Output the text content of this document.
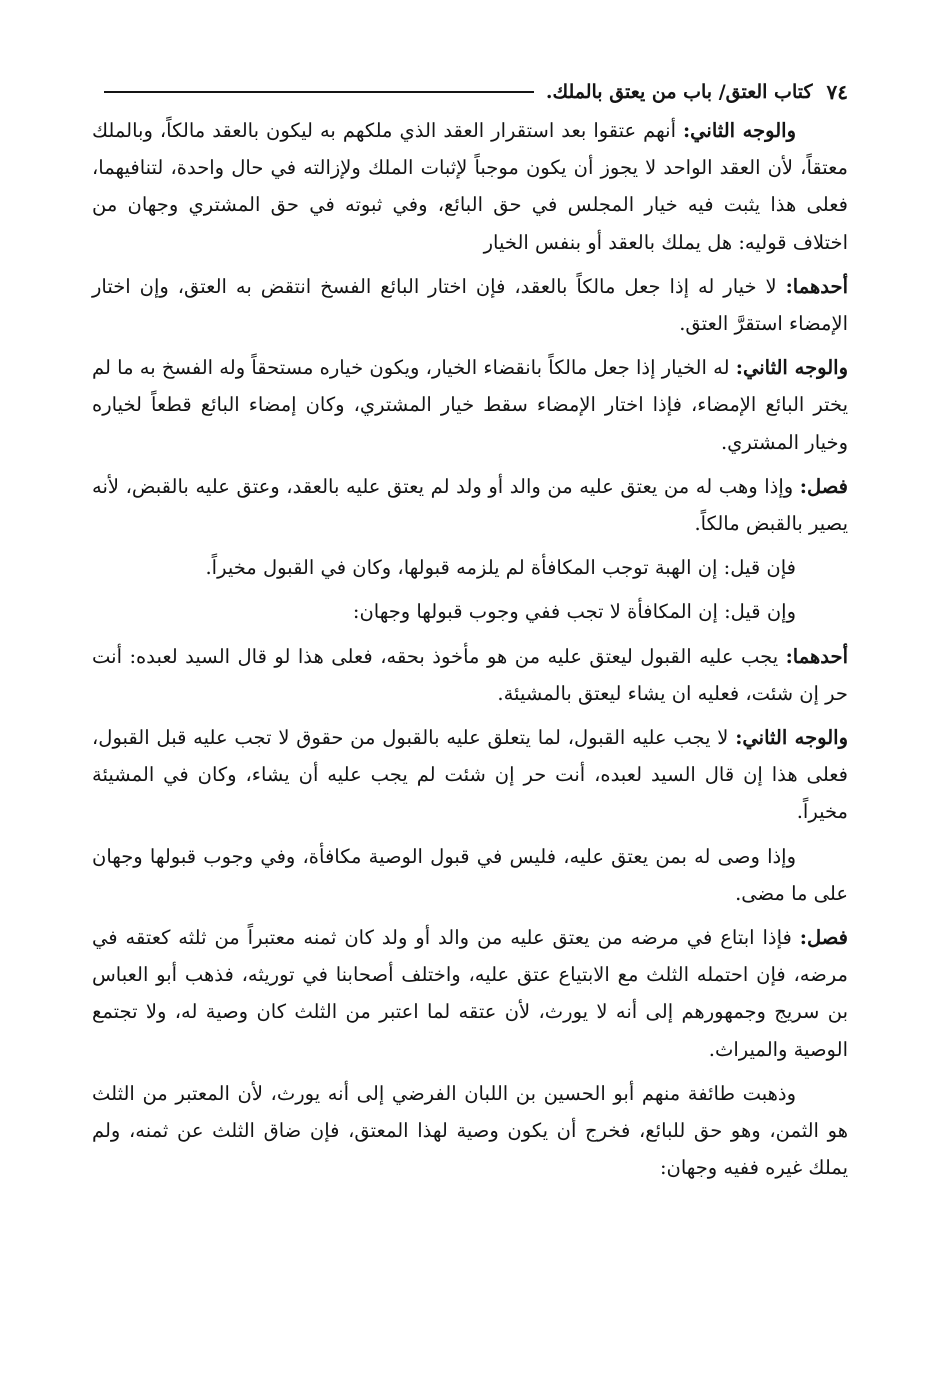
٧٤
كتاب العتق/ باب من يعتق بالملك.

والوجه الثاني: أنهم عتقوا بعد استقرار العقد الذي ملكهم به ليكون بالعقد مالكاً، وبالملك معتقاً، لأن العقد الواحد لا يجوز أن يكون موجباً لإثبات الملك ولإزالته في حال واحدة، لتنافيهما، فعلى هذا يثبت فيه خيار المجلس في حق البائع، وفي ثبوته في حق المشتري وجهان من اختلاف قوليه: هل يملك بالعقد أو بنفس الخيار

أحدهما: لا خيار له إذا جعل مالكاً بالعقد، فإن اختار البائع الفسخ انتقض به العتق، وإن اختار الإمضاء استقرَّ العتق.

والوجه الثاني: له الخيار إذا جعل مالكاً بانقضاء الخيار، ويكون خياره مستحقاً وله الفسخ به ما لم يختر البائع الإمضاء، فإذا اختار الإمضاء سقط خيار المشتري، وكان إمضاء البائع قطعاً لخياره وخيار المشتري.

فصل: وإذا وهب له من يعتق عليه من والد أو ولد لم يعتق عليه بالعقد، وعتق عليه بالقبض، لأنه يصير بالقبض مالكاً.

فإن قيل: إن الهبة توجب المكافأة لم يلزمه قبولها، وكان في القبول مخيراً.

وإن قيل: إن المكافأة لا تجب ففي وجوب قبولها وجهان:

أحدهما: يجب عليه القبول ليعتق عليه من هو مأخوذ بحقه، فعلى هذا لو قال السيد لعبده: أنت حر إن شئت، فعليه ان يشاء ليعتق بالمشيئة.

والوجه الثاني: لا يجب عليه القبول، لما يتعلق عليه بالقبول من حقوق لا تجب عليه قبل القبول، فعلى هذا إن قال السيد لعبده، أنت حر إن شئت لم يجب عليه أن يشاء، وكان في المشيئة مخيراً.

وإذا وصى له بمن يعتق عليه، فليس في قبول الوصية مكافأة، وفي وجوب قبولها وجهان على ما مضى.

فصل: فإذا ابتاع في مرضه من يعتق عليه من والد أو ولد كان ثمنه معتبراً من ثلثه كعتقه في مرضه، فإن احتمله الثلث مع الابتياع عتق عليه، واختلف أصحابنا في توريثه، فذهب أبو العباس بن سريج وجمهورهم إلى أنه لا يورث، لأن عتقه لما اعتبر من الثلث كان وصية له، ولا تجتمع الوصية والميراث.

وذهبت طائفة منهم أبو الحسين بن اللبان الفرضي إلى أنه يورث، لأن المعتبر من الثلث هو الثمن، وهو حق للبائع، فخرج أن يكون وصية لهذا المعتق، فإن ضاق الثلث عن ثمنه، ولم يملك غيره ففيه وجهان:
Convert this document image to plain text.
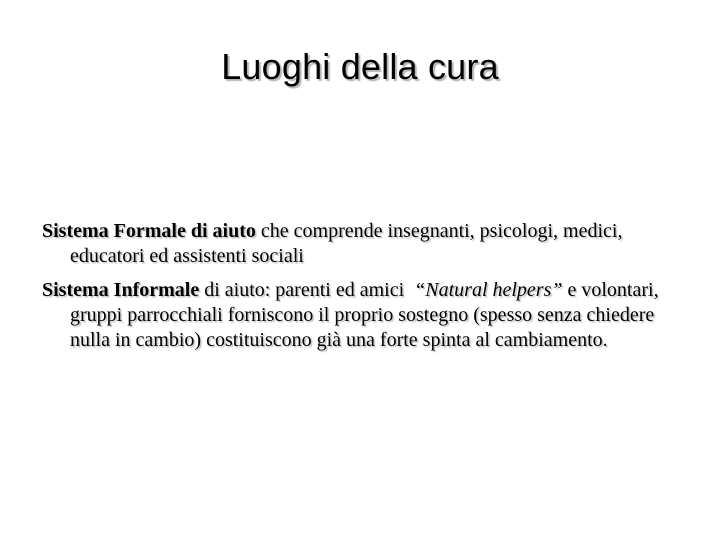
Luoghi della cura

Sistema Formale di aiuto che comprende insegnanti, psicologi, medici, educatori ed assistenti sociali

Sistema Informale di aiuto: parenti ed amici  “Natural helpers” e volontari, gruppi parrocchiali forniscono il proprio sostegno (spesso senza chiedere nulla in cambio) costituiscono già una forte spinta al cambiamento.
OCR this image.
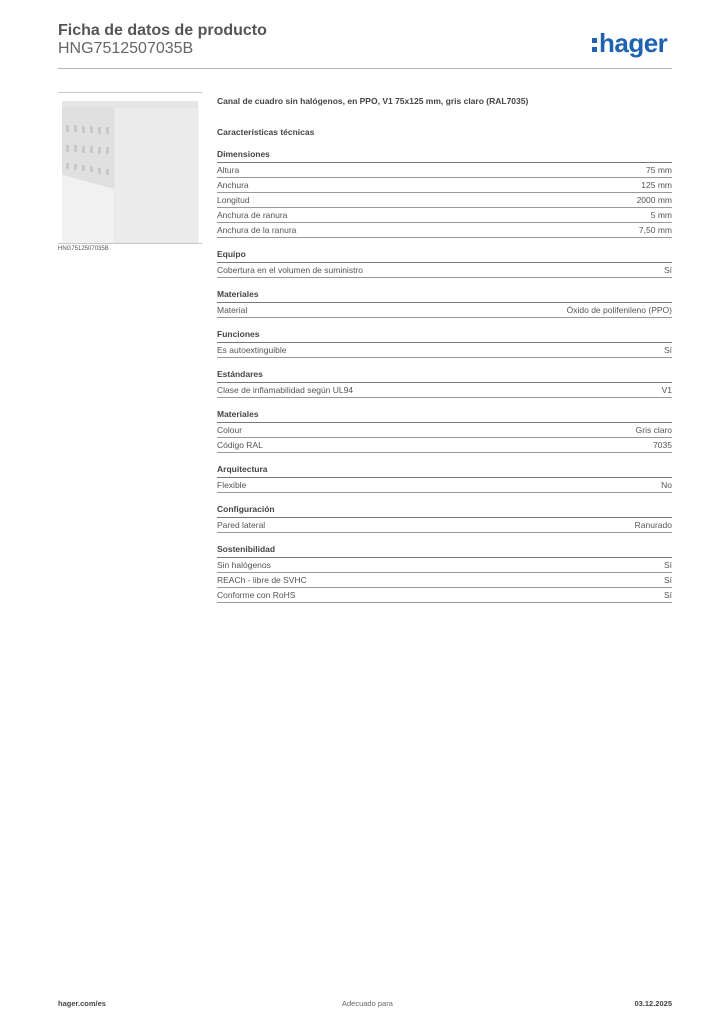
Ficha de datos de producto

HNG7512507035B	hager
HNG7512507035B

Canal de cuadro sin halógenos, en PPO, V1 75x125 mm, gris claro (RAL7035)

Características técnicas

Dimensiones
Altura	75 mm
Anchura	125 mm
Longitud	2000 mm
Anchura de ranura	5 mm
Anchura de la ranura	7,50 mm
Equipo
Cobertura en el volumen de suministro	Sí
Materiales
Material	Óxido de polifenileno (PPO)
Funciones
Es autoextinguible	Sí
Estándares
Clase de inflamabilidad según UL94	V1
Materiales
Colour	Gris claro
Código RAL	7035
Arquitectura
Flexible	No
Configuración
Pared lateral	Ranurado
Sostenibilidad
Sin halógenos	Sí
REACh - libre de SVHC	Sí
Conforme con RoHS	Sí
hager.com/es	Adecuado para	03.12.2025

# Your task
Omit every picture while copying the listing above exactly.

# Solution
Output the text content of this document.
٧٤
كتاب العتق/ باب من يعتق بالملك.

والوجه الثاني: أنهم عتقوا بعد استقرار العقد الذي ملكهم به ليكون بالعقد مالكاً، وبالملك معتقاً، لأن العقد الواحد لا يجوز أن يكون موجباً لإثبات الملك ولإزالته في حال واحدة، لتنافيهما، فعلى هذا يثبت فيه خيار المجلس في حق البائع، وفي ثبوته في حق المشتري وجهان من اختلاف قوليه: هل يملك بالعقد أو بنفس الخيار

أحدهما: لا خيار له إذا جعل مالكاً بالعقد، فإن اختار البائع الفسخ انتقض به العتق، وإن اختار الإمضاء استقرَّ العتق.

والوجه الثاني: له الخيار إذا جعل مالكاً بانقضاء الخيار، ويكون خياره مستحقاً وله الفسخ به ما لم يختر البائع الإمضاء، فإذا اختار الإمضاء سقط خيار المشتري، وكان إمضاء البائع قطعاً لخياره وخيار المشتري.

فصل: وإذا وهب له من يعتق عليه من والد أو ولد لم يعتق عليه بالعقد، وعتق عليه بالقبض، لأنه يصير بالقبض مالكاً.

فإن قيل: إن الهبة توجب المكافأة لم يلزمه قبولها، وكان في القبول مخيراً.

وإن قيل: إن المكافأة لا تجب ففي وجوب قبولها وجهان:

أحدهما: يجب عليه القبول ليعتق عليه من هو مأخوذ بحقه، فعلى هذا لو قال السيد لعبده: أنت حر إن شئت، فعليه ان يشاء ليعتق بالمشيئة.

والوجه الثاني: لا يجب عليه القبول، لما يتعلق عليه بالقبول من حقوق لا تجب عليه قبل القبول، فعلى هذا إن قال السيد لعبده، أنت حر إن شئت لم يجب عليه أن يشاء، وكان في المشيئة مخيراً.

وإذا وصى له بمن يعتق عليه، فليس في قبول الوصية مكافأة، وفي وجوب قبولها وجهان على ما مضى.

فصل: فإذا ابتاع في مرضه من يعتق عليه من والد أو ولد كان ثمنه معتبراً من ثلثه كعتقه في مرضه، فإن احتمله الثلث مع الابتياع عتق عليه، واختلف أصحابنا في توريثه، فذهب أبو العباس بن سريج وجمهورهم إلى أنه لا يورث، لأن عتقه لما اعتبر من الثلث كان وصية له، ولا تجتمع الوصية والميراث.

وذهبت طائفة منهم أبو الحسين بن اللبان الفرضي إلى أنه يورث، لأن المعتبر من الثلث هو الثمن، وهو حق للبائع، فخرج أن يكون وصية لهذا المعتق، فإن ضاق الثلث عن ثمنه، ولم يملك غيره ففيه وجهان:
Convert this document image to plain text.
Luoghi della cura

Sistema Formale di aiuto che comprende insegnanti, psicologi, medici, educatori ed assistenti sociali

Sistema Informale di aiuto: parenti ed amici  “Natural helpers” e volontari, gruppi parrocchiali forniscono il proprio sostegno (spesso senza chiedere nulla in cambio) costituiscono già una forte spinta al cambiamento.
OCR this image.
Ficha de datos de producto

HNG7512507035B	hager
HNG7512507035B

Canal de cuadro sin halógenos, en PPO, V1 75x125 mm, gris claro (RAL7035)

Características técnicas

Dimensiones
Altura	75 mm
Anchura	125 mm
Longitud	2000 mm
Anchura de ranura	5 mm
Anchura de la ranura	7,50 mm
Equipo
Cobertura en el volumen de suministro	Sí
Materiales
Material	Óxido de polifenileno (PPO)
Funciones
Es autoextinguible	Sí
Estándares
Clase de inflamabilidad según UL94	V1
Materiales
Colour	Gris claro
Código RAL	7035
Arquitectura
Flexible	No
Configuración
Pared lateral	Ranurado
Sostenibilidad
Sin halógenos	Sí
REACh - libre de SVHC	Sí
Conforme con RoHS	Sí
hager.com/es	Adecuado para	03.12.2025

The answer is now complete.